start

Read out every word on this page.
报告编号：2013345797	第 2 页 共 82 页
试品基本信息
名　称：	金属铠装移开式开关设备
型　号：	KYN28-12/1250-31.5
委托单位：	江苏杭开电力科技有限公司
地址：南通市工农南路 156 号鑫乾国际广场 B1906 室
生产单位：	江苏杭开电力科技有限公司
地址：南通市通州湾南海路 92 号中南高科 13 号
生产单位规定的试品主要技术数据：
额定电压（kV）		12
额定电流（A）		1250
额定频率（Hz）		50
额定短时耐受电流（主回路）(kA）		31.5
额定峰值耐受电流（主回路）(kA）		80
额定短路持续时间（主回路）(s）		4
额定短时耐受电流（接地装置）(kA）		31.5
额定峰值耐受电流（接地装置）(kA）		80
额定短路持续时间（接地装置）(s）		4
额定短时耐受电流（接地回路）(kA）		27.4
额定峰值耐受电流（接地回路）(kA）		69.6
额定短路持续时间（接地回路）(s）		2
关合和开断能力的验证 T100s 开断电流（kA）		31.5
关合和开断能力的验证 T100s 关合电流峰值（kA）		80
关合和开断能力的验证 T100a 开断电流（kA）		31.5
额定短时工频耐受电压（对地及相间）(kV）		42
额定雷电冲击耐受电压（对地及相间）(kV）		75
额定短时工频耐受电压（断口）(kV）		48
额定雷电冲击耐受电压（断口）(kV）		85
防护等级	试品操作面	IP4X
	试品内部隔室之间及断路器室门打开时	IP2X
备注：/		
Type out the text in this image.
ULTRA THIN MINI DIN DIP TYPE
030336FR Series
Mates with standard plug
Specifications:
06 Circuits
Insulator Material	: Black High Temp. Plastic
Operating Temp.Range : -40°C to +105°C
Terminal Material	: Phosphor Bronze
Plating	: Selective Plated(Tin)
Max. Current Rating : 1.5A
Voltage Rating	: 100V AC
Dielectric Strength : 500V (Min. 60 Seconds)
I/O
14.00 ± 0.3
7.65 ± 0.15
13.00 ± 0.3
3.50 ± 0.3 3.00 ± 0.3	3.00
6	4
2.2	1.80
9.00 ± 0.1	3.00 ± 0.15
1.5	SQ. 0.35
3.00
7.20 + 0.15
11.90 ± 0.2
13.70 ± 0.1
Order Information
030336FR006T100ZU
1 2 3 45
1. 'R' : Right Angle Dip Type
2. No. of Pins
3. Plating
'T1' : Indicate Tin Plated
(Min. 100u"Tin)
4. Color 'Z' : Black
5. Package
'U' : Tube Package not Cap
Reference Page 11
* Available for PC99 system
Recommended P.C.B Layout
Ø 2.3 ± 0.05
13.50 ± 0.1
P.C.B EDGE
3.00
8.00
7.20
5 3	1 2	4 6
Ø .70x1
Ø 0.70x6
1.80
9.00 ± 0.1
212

end

» REQUIRED TASK:
Examine the listing and say how many of its lines contain the string "额定峰值耐受电流". Give the number alone.

» PROBLEM SOLUTION:
3